* _Aim_: Omit the pictures, then reproduce every remaining record exactly.

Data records
===============

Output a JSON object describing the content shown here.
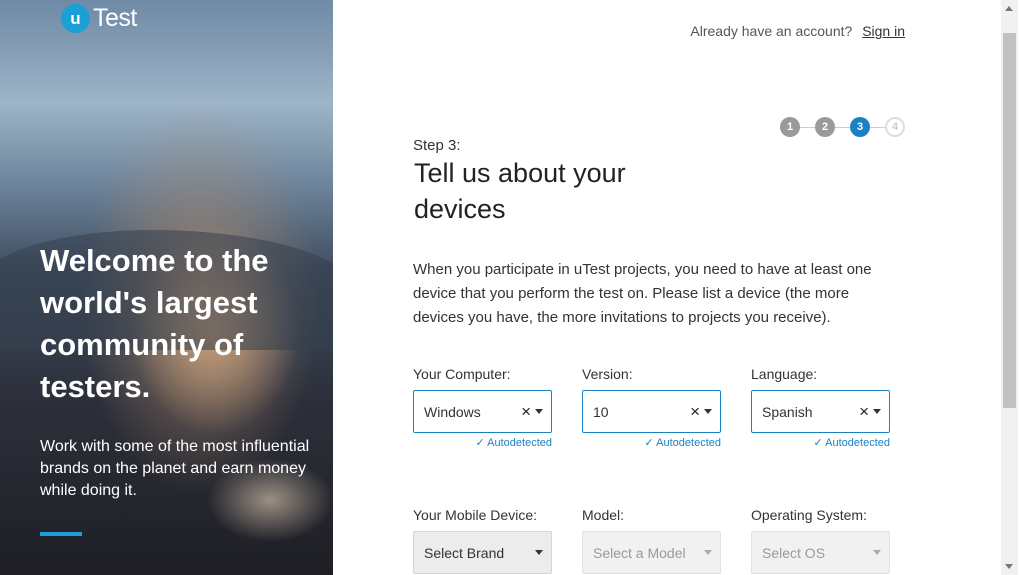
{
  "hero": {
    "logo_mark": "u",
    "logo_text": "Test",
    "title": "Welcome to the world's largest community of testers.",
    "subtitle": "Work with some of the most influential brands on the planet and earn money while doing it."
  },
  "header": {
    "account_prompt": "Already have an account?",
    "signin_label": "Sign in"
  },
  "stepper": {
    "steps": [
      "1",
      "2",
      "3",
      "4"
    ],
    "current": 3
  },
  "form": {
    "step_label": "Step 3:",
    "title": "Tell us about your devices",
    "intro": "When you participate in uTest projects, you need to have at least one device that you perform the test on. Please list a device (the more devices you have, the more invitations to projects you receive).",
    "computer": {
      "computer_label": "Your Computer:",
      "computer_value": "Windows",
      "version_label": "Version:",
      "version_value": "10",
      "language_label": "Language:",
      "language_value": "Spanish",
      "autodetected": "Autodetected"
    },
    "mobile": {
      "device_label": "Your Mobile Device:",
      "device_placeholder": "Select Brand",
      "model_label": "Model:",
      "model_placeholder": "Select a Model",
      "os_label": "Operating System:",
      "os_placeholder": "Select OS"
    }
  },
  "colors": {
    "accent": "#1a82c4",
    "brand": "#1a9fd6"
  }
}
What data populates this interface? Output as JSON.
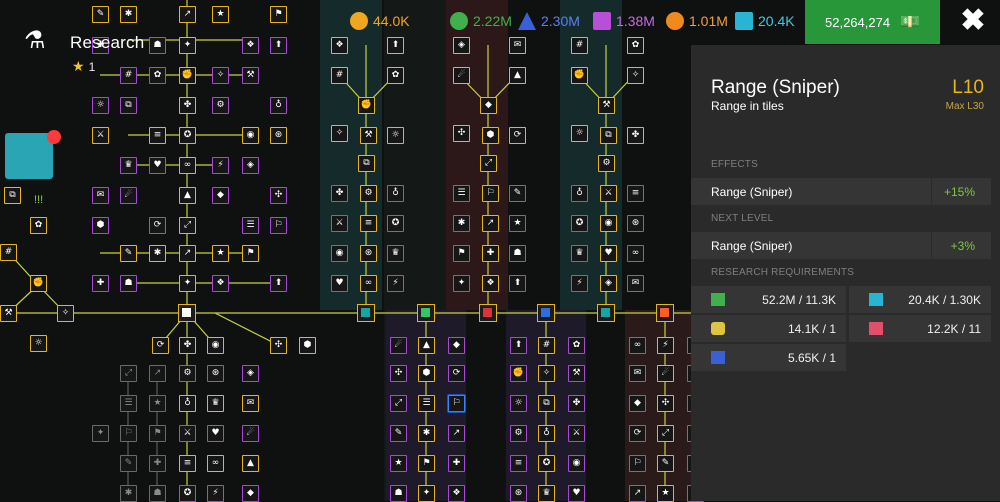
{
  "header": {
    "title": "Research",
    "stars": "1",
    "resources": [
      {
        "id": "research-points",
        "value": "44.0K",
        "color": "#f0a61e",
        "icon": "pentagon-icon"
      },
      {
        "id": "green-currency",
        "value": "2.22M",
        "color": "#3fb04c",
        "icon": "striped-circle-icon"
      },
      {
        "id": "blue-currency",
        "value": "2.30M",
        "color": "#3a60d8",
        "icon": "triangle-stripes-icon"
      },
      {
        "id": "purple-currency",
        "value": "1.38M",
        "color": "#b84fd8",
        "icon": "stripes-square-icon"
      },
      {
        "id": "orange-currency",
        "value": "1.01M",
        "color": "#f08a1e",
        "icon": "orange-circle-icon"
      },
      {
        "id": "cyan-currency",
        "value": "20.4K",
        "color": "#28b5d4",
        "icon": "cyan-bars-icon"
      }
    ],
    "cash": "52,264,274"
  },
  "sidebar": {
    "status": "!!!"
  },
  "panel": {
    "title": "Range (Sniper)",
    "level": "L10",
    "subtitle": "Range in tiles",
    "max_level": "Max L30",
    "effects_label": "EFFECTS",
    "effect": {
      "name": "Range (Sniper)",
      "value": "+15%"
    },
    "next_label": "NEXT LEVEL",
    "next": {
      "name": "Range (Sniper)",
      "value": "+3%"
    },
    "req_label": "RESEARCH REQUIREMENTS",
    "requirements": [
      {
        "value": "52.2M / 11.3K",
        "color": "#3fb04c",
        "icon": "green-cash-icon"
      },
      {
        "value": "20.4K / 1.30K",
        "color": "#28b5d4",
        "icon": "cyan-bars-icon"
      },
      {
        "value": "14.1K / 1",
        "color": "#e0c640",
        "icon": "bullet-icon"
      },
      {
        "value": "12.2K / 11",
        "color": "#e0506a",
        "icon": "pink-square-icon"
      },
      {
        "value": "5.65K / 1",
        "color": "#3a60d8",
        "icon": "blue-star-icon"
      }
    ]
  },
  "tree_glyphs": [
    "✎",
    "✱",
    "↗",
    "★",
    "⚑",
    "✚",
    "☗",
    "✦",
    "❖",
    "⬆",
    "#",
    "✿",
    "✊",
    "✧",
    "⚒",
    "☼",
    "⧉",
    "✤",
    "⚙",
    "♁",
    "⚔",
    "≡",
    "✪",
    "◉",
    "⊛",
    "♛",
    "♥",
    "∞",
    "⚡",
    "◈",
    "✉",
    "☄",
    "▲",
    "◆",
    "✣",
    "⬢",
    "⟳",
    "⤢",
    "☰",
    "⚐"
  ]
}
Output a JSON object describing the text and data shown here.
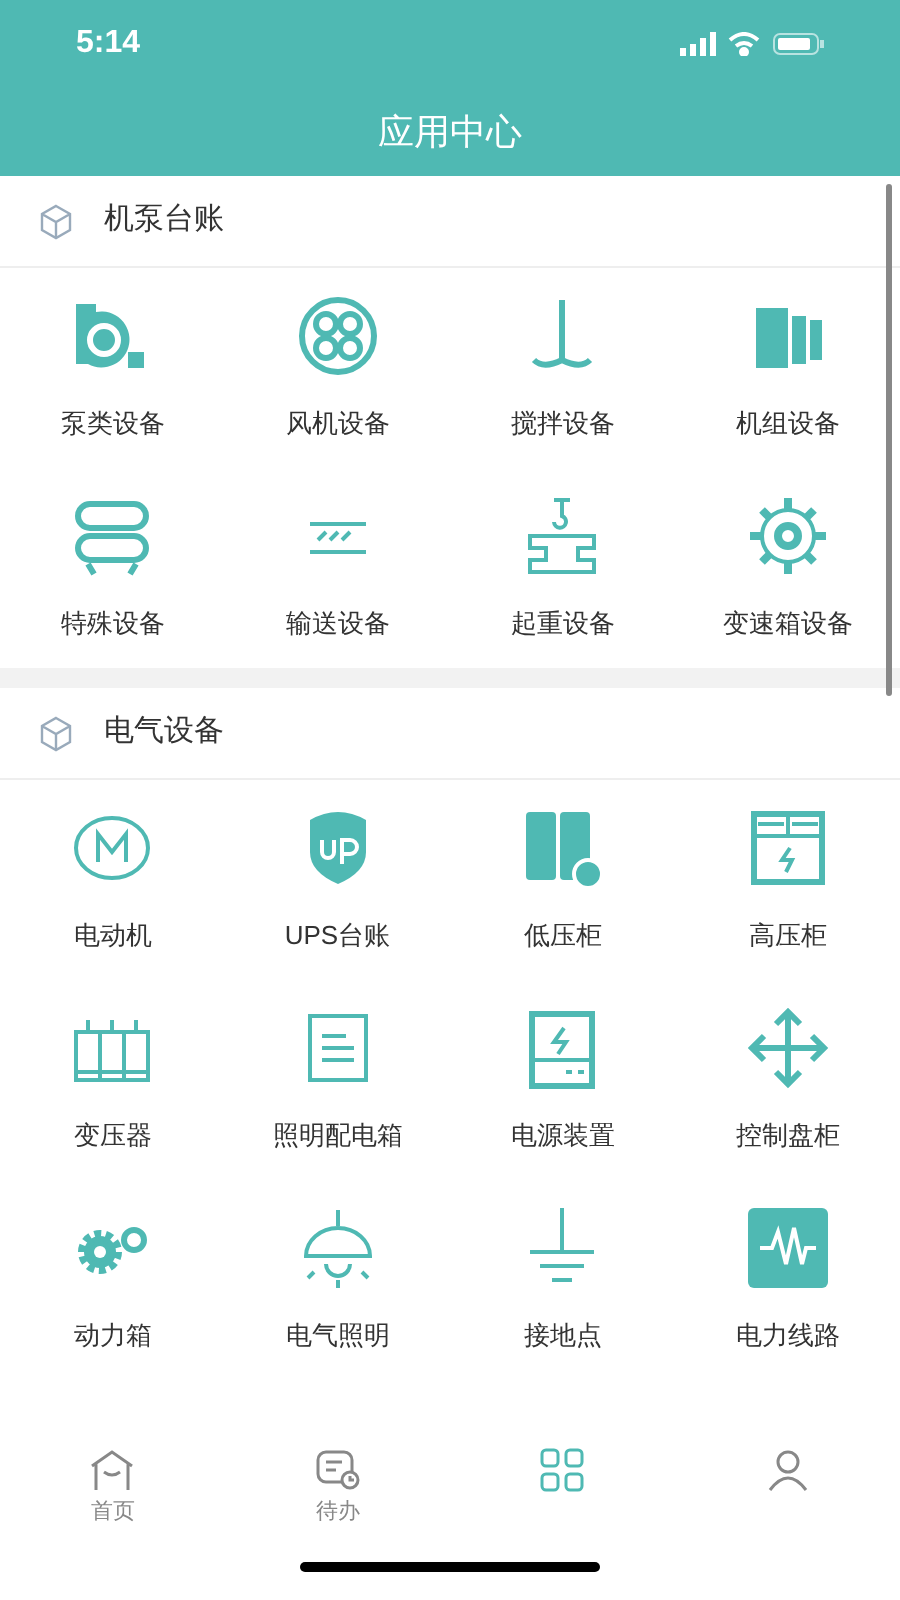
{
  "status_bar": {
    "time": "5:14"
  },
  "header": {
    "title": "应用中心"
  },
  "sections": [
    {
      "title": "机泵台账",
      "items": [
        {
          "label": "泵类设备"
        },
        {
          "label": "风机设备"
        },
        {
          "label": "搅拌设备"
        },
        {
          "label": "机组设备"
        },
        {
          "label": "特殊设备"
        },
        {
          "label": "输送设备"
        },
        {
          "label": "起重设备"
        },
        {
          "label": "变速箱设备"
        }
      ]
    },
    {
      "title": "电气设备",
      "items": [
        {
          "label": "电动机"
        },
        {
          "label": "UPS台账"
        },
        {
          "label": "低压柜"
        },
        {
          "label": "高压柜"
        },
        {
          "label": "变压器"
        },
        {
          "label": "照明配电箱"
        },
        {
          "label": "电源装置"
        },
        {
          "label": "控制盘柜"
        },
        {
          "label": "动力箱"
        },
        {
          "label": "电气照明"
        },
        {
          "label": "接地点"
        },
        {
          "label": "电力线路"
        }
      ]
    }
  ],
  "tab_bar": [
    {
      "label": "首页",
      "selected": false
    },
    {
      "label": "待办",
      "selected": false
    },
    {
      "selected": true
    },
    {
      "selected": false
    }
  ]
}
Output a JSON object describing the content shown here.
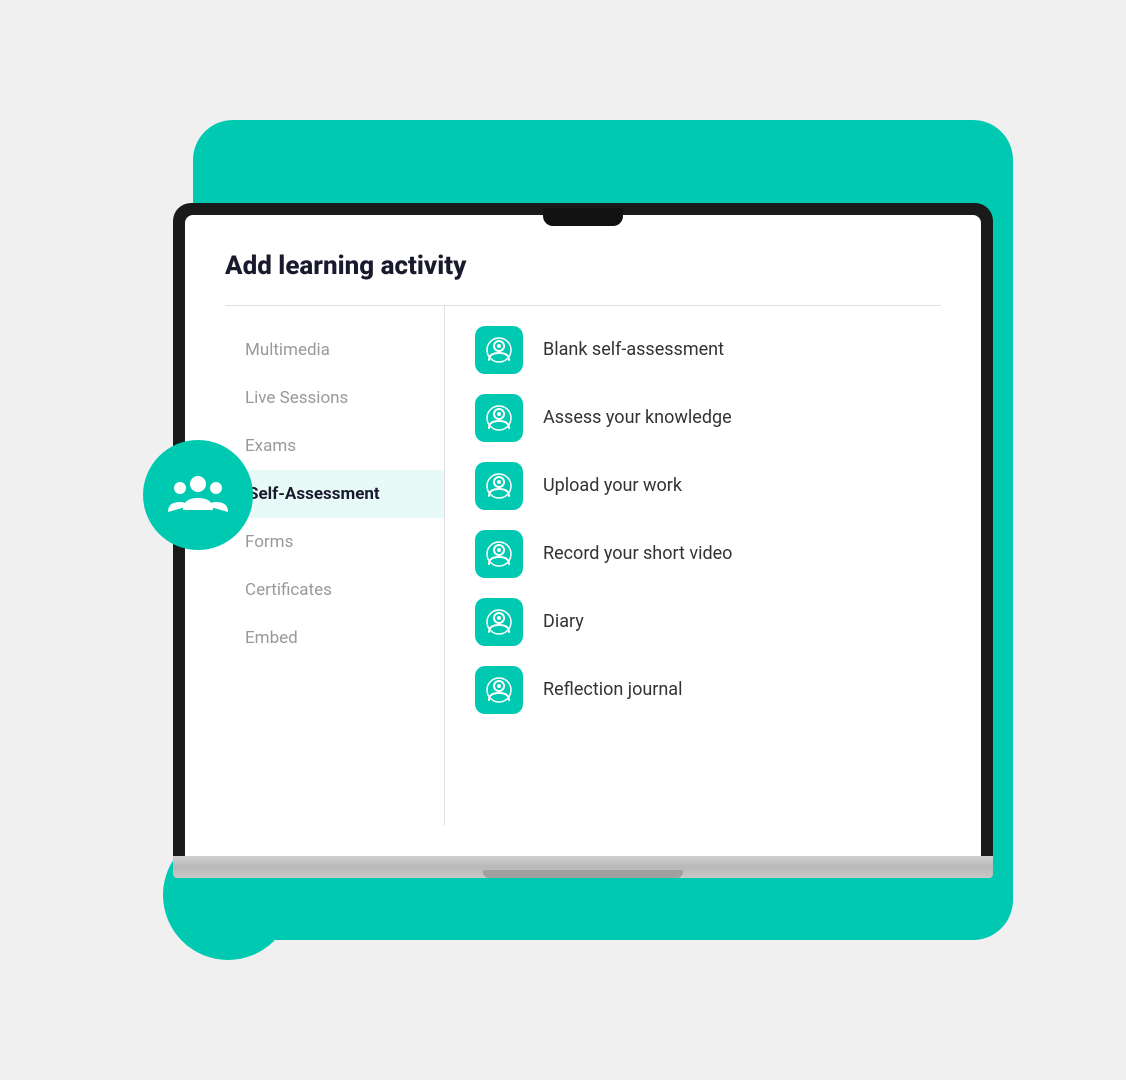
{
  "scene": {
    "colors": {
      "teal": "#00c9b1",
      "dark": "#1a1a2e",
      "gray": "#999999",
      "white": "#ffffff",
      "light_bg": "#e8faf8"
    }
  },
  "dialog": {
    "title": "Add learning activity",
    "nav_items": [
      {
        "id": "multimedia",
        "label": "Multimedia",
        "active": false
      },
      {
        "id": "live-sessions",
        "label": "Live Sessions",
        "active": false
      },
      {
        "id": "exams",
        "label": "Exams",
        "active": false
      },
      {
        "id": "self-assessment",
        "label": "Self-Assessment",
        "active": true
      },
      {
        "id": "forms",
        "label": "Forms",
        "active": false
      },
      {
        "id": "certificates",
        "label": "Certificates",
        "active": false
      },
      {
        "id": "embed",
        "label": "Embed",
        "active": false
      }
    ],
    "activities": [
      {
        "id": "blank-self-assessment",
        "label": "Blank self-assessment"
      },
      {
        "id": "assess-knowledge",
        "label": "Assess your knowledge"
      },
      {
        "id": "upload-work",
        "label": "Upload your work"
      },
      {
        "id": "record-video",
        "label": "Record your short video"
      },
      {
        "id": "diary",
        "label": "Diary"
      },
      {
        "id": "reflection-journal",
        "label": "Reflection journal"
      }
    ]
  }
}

===============

* _Exercise output_:
Output a JSON object describing the content shown here.
{
  "hero": {
    "logo_mark": "u",
    "logo_text": "Test",
    "title": "Welcome to the world's largest community of testers.",
    "subtitle": "Work with some of the most influential brands on the planet and earn money while doing it."
  },
  "header": {
    "account_prompt": "Already have an account?",
    "signin_label": "Sign in"
  },
  "stepper": {
    "steps": [
      "1",
      "2",
      "3",
      "4"
    ],
    "current": 3
  },
  "form": {
    "step_label": "Step 3:",
    "title": "Tell us about your devices",
    "intro": "When you participate in uTest projects, you need to have at least one device that you perform the test on. Please list a device (the more devices you have, the more invitations to projects you receive).",
    "computer": {
      "computer_label": "Your Computer:",
      "computer_value": "Windows",
      "version_label": "Version:",
      "version_value": "10",
      "language_label": "Language:",
      "language_value": "Spanish",
      "autodetected": "Autodetected"
    },
    "mobile": {
      "device_label": "Your Mobile Device:",
      "device_placeholder": "Select Brand",
      "model_label": "Model:",
      "model_placeholder": "Select a Model",
      "os_label": "Operating System:",
      "os_placeholder": "Select OS"
    }
  },
  "colors": {
    "accent": "#1a82c4",
    "brand": "#1a9fd6"
  }
}
What data populates this interface? Output as JSON.
{
  "header": {
    "title": "Research",
    "stars": "1",
    "resources": [
      {
        "id": "research-points",
        "value": "44.0K",
        "color": "#f0a61e",
        "icon": "pentagon-icon"
      },
      {
        "id": "green-currency",
        "value": "2.22M",
        "color": "#3fb04c",
        "icon": "striped-circle-icon"
      },
      {
        "id": "blue-currency",
        "value": "2.30M",
        "color": "#3a60d8",
        "icon": "triangle-stripes-icon"
      },
      {
        "id": "purple-currency",
        "value": "1.38M",
        "color": "#b84fd8",
        "icon": "stripes-square-icon"
      },
      {
        "id": "orange-currency",
        "value": "1.01M",
        "color": "#f08a1e",
        "icon": "orange-circle-icon"
      },
      {
        "id": "cyan-currency",
        "value": "20.4K",
        "color": "#28b5d4",
        "icon": "cyan-bars-icon"
      }
    ],
    "cash": "52,264,274"
  },
  "sidebar": {
    "status": "!!!"
  },
  "panel": {
    "title": "Range (Sniper)",
    "level": "L10",
    "subtitle": "Range in tiles",
    "max_level": "Max L30",
    "effects_label": "EFFECTS",
    "effect": {
      "name": "Range (Sniper)",
      "value": "+15%"
    },
    "next_label": "NEXT LEVEL",
    "next": {
      "name": "Range (Sniper)",
      "value": "+3%"
    },
    "req_label": "RESEARCH REQUIREMENTS",
    "requirements": [
      {
        "value": "52.2M / 11.3K",
        "color": "#3fb04c",
        "icon": "green-cash-icon"
      },
      {
        "value": "20.4K / 1.30K",
        "color": "#28b5d4",
        "icon": "cyan-bars-icon"
      },
      {
        "value": "14.1K / 1",
        "color": "#e0c640",
        "icon": "bullet-icon"
      },
      {
        "value": "12.2K / 11",
        "color": "#e0506a",
        "icon": "pink-square-icon"
      },
      {
        "value": "5.65K / 1",
        "color": "#3a60d8",
        "icon": "blue-star-icon"
      }
    ]
  },
  "tree_glyphs": [
    "✎",
    "✱",
    "↗",
    "★",
    "⚑",
    "✚",
    "☗",
    "✦",
    "❖",
    "⬆",
    "#",
    "✿",
    "✊",
    "✧",
    "⚒",
    "☼",
    "⧉",
    "✤",
    "⚙",
    "♁",
    "⚔",
    "≡",
    "✪",
    "◉",
    "⊛",
    "♛",
    "♥",
    "∞",
    "⚡",
    "◈",
    "✉",
    "☄",
    "▲",
    "◆",
    "✣",
    "⬢",
    "⟳",
    "⤢",
    "☰",
    "⚐"
  ]
}
Output a JSON object describing the text and data shown here.
{
  "status_bar": {
    "time": "5:14"
  },
  "header": {
    "title": "应用中心"
  },
  "sections": [
    {
      "title": "机泵台账",
      "items": [
        {
          "label": "泵类设备"
        },
        {
          "label": "风机设备"
        },
        {
          "label": "搅拌设备"
        },
        {
          "label": "机组设备"
        },
        {
          "label": "特殊设备"
        },
        {
          "label": "输送设备"
        },
        {
          "label": "起重设备"
        },
        {
          "label": "变速箱设备"
        }
      ]
    },
    {
      "title": "电气设备",
      "items": [
        {
          "label": "电动机"
        },
        {
          "label": "UPS台账"
        },
        {
          "label": "低压柜"
        },
        {
          "label": "高压柜"
        },
        {
          "label": "变压器"
        },
        {
          "label": "照明配电箱"
        },
        {
          "label": "电源装置"
        },
        {
          "label": "控制盘柜"
        },
        {
          "label": "动力箱"
        },
        {
          "label": "电气照明"
        },
        {
          "label": "接地点"
        },
        {
          "label": "电力线路"
        }
      ]
    }
  ],
  "tab_bar": [
    {
      "label": "首页",
      "selected": false
    },
    {
      "label": "待办",
      "selected": false
    },
    {
      "selected": true
    },
    {
      "selected": false
    }
  ]
}
Output a JSON object describing the content shown here.
{
  "scene": {
    "colors": {
      "teal": "#00c9b1",
      "dark": "#1a1a2e",
      "gray": "#999999",
      "white": "#ffffff",
      "light_bg": "#e8faf8"
    }
  },
  "dialog": {
    "title": "Add learning activity",
    "nav_items": [
      {
        "id": "multimedia",
        "label": "Multimedia",
        "active": false
      },
      {
        "id": "live-sessions",
        "label": "Live Sessions",
        "active": false
      },
      {
        "id": "exams",
        "label": "Exams",
        "active": false
      },
      {
        "id": "self-assessment",
        "label": "Self-Assessment",
        "active": true
      },
      {
        "id": "forms",
        "label": "Forms",
        "active": false
      },
      {
        "id": "certificates",
        "label": "Certificates",
        "active": false
      },
      {
        "id": "embed",
        "label": "Embed",
        "active": false
      }
    ],
    "activities": [
      {
        "id": "blank-self-assessment",
        "label": "Blank self-assessment"
      },
      {
        "id": "assess-knowledge",
        "label": "Assess your knowledge"
      },
      {
        "id": "upload-work",
        "label": "Upload your work"
      },
      {
        "id": "record-video",
        "label": "Record your short video"
      },
      {
        "id": "diary",
        "label": "Diary"
      },
      {
        "id": "reflection-journal",
        "label": "Reflection journal"
      }
    ]
  }
}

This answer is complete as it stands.